# Data extract
* * *

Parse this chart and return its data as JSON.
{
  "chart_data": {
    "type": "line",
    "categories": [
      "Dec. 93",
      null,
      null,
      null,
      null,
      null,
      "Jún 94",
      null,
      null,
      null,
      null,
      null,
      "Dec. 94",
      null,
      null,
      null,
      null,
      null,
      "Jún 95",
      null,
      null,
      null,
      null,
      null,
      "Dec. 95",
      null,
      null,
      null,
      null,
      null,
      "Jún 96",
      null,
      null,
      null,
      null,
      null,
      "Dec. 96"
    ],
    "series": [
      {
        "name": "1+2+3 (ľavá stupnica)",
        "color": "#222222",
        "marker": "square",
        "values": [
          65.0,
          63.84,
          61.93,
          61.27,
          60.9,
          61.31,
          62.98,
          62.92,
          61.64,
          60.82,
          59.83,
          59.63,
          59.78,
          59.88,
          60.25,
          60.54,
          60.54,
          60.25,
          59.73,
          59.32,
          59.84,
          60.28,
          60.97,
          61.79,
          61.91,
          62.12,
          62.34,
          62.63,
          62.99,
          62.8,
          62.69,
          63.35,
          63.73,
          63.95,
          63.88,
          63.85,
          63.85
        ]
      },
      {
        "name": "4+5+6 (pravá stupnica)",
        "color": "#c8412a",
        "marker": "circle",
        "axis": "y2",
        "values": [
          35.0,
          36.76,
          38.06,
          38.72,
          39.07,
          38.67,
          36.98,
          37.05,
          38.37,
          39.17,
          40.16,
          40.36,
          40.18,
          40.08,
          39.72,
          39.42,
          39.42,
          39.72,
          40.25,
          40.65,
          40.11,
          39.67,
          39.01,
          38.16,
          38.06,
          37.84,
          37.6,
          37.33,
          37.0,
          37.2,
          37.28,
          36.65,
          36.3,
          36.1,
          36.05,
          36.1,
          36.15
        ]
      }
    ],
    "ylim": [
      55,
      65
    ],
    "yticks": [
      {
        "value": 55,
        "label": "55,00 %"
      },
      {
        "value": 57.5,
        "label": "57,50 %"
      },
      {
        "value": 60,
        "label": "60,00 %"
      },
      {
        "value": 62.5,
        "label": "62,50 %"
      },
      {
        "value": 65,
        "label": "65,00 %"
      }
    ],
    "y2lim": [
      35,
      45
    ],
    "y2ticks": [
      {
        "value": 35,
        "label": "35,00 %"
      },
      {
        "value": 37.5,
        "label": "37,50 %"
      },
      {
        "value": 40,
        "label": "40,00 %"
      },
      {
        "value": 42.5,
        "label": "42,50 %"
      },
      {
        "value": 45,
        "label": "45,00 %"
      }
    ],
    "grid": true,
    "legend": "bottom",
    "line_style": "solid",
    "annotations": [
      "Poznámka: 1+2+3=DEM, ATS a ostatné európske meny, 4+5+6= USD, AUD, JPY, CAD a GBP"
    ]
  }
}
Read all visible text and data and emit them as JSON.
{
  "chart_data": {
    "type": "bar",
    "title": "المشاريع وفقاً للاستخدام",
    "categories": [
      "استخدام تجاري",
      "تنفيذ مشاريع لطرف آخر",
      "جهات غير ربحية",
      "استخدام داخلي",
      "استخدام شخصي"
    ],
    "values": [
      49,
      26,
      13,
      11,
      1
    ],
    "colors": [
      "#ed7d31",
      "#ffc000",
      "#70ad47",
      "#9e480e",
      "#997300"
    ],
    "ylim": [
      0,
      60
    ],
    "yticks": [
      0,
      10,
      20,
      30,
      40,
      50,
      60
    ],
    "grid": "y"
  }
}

* * *

# Problem
Which lines include the word "stupnica"? List them all.

# Answer to the task
        "name": "1+2+3 (ľavá stupnica)",
        "name": "4+5+6 (pravá stupnica)",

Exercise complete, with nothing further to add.